- _Ejercicio_: Reescribe todas las filas sustituyendo "candle-body" por "vela" y deja todo lo demás igual.

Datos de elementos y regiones

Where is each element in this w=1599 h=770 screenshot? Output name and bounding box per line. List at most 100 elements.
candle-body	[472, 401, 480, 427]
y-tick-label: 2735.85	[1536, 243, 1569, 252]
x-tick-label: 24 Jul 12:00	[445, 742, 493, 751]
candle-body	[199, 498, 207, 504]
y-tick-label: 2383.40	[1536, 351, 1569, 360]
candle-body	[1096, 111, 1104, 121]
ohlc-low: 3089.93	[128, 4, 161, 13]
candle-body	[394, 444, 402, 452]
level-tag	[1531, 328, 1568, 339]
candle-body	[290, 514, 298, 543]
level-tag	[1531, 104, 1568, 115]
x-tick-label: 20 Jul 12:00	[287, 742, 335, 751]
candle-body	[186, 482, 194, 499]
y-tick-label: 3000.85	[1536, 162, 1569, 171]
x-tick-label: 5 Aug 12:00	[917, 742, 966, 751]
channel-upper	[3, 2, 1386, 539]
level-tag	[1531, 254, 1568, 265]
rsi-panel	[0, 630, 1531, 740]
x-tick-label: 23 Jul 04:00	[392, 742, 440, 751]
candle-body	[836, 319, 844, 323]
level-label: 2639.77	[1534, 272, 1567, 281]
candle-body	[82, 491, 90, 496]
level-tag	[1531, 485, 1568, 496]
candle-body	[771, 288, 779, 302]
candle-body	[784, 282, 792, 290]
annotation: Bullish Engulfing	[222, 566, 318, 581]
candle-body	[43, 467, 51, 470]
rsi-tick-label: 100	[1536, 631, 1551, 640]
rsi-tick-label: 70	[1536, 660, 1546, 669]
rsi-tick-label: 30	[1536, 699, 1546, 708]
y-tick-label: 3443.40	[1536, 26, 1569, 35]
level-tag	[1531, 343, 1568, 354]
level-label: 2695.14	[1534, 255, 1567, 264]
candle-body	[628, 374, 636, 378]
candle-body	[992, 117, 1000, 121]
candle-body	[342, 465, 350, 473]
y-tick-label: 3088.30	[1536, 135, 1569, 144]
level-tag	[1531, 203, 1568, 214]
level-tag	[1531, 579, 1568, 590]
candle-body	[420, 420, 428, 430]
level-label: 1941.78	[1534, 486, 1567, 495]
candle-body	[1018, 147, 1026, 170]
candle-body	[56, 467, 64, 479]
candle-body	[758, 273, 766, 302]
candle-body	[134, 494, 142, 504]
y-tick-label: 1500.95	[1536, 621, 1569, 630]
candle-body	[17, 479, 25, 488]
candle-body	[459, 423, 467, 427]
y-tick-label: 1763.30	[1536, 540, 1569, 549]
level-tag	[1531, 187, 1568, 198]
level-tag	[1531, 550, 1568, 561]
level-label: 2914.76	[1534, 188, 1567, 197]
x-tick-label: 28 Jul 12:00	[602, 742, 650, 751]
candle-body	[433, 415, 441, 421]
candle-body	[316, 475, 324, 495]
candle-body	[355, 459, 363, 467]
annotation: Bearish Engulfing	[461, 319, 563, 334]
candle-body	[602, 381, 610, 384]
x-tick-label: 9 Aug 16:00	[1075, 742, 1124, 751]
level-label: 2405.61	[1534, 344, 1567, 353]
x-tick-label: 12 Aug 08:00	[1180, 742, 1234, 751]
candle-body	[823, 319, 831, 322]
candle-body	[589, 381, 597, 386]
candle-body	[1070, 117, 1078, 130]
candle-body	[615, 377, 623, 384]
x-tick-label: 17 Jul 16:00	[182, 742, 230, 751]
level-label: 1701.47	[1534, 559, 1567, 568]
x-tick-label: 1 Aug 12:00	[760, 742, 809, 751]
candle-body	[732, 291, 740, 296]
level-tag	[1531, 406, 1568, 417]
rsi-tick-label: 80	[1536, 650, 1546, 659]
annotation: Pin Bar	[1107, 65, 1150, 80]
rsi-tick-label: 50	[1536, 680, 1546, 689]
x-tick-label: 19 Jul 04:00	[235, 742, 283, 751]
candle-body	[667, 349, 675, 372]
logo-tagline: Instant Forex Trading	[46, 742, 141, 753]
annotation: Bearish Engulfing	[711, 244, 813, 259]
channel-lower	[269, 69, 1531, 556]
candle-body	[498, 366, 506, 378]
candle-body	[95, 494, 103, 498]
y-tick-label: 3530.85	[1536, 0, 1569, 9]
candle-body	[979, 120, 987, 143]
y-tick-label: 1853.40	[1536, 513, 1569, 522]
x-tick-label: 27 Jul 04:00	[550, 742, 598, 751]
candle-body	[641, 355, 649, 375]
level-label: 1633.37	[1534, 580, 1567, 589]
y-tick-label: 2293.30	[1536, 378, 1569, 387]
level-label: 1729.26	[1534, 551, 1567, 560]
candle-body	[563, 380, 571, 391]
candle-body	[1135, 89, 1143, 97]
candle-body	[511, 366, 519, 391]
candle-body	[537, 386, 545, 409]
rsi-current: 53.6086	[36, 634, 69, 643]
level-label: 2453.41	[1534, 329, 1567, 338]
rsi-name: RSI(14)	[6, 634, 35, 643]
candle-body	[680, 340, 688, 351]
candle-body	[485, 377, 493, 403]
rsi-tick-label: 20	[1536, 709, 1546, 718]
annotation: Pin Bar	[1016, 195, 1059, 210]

- _Resultado_:
Where is each element in this w=1599 h=770 screenshot? Output name and bounding box per line. List at most 100 elements.
vela	[472, 401, 480, 427]
y-tick-label: 2735.85	[1536, 243, 1569, 252]
x-tick-label: 24 Jul 12:00	[445, 742, 493, 751]
vela	[199, 498, 207, 504]
y-tick-label: 2383.40	[1536, 351, 1569, 360]
vela	[1096, 111, 1104, 121]
ohlc-low: 3089.93	[128, 4, 161, 13]
vela	[394, 444, 402, 452]
level-tag	[1531, 328, 1568, 339]
vela	[290, 514, 298, 543]
level-tag	[1531, 104, 1568, 115]
x-tick-label: 20 Jul 12:00	[287, 742, 335, 751]
vela	[186, 482, 194, 499]
y-tick-label: 3000.85	[1536, 162, 1569, 171]
x-tick-label: 5 Aug 12:00	[917, 742, 966, 751]
channel-upper	[3, 2, 1386, 539]
level-tag	[1531, 254, 1568, 265]
rsi-panel	[0, 630, 1531, 740]
x-tick-label: 23 Jul 04:00	[392, 742, 440, 751]
vela	[836, 319, 844, 323]
level-label: 2639.77	[1534, 272, 1567, 281]
vela	[82, 491, 90, 496]
level-tag	[1531, 485, 1568, 496]
vela	[771, 288, 779, 302]
vela	[784, 282, 792, 290]
annotation: Bullish Engulfing	[222, 566, 318, 581]
vela	[43, 467, 51, 470]
rsi-tick-label: 100	[1536, 631, 1551, 640]
rsi-tick-label: 70	[1536, 660, 1546, 669]
rsi-tick-label: 30	[1536, 699, 1546, 708]
y-tick-label: 3443.40	[1536, 26, 1569, 35]
level-tag	[1531, 343, 1568, 354]
level-label: 2695.14	[1534, 255, 1567, 264]
vela	[628, 374, 636, 378]
vela	[992, 117, 1000, 121]
vela	[342, 465, 350, 473]
y-tick-label: 3088.30	[1536, 135, 1569, 144]
level-tag	[1531, 203, 1568, 214]
level-tag	[1531, 579, 1568, 590]
vela	[420, 420, 428, 430]
level-label: 1941.78	[1534, 486, 1567, 495]
vela	[1018, 147, 1026, 170]
vela	[56, 467, 64, 479]
vela	[758, 273, 766, 302]
vela	[134, 494, 142, 504]
y-tick-label: 1500.95	[1536, 621, 1569, 630]
vela	[17, 479, 25, 488]
vela	[459, 423, 467, 427]
y-tick-label: 1763.30	[1536, 540, 1569, 549]
level-tag	[1531, 187, 1568, 198]
level-tag	[1531, 550, 1568, 561]
level-label: 2914.76	[1534, 188, 1567, 197]
x-tick-label: 28 Jul 12:00	[602, 742, 650, 751]
vela	[433, 415, 441, 421]
vela	[316, 475, 324, 495]
vela	[355, 459, 363, 467]
annotation: Bearish Engulfing	[461, 319, 563, 334]
vela	[602, 381, 610, 384]
x-tick-label: 9 Aug 16:00	[1075, 742, 1124, 751]
level-label: 2405.61	[1534, 344, 1567, 353]
x-tick-label: 12 Aug 08:00	[1180, 742, 1234, 751]
vela	[823, 319, 831, 322]
vela	[589, 381, 597, 386]
vela	[1070, 117, 1078, 130]
vela	[615, 377, 623, 384]
x-tick-label: 17 Jul 16:00	[182, 742, 230, 751]
level-label: 1701.47	[1534, 559, 1567, 568]
x-tick-label: 1 Aug 12:00	[760, 742, 809, 751]
vela	[732, 291, 740, 296]
level-tag	[1531, 406, 1568, 417]
rsi-tick-label: 80	[1536, 650, 1546, 659]
annotation: Pin Bar	[1107, 65, 1150, 80]
rsi-tick-label: 50	[1536, 680, 1546, 689]
x-tick-label: 19 Jul 04:00	[235, 742, 283, 751]
vela	[667, 349, 675, 372]
logo-tagline: Instant Forex Trading	[46, 742, 141, 753]
annotation: Bearish Engulfing	[711, 244, 813, 259]
channel-lower	[269, 69, 1531, 556]
vela	[498, 366, 506, 378]
vela	[95, 494, 103, 498]
y-tick-label: 3530.85	[1536, 0, 1569, 9]
vela	[979, 120, 987, 143]
y-tick-label: 1853.40	[1536, 513, 1569, 522]
x-tick-label: 27 Jul 04:00	[550, 742, 598, 751]
vela	[641, 355, 649, 375]
level-label: 1633.37	[1534, 580, 1567, 589]
y-tick-label: 2293.30	[1536, 378, 1569, 387]
level-label: 1729.26	[1534, 551, 1567, 560]
vela	[563, 380, 571, 391]
vela	[1135, 89, 1143, 97]
vela	[511, 366, 519, 391]
vela	[537, 386, 545, 409]
rsi-current: 53.6086	[36, 634, 69, 643]
level-label: 2453.41	[1534, 329, 1567, 338]
rsi-name: RSI(14)	[6, 634, 35, 643]
vela	[680, 340, 688, 351]
vela	[485, 377, 493, 403]
rsi-tick-label: 20	[1536, 709, 1546, 718]
annotation: Pin Bar	[1016, 195, 1059, 210]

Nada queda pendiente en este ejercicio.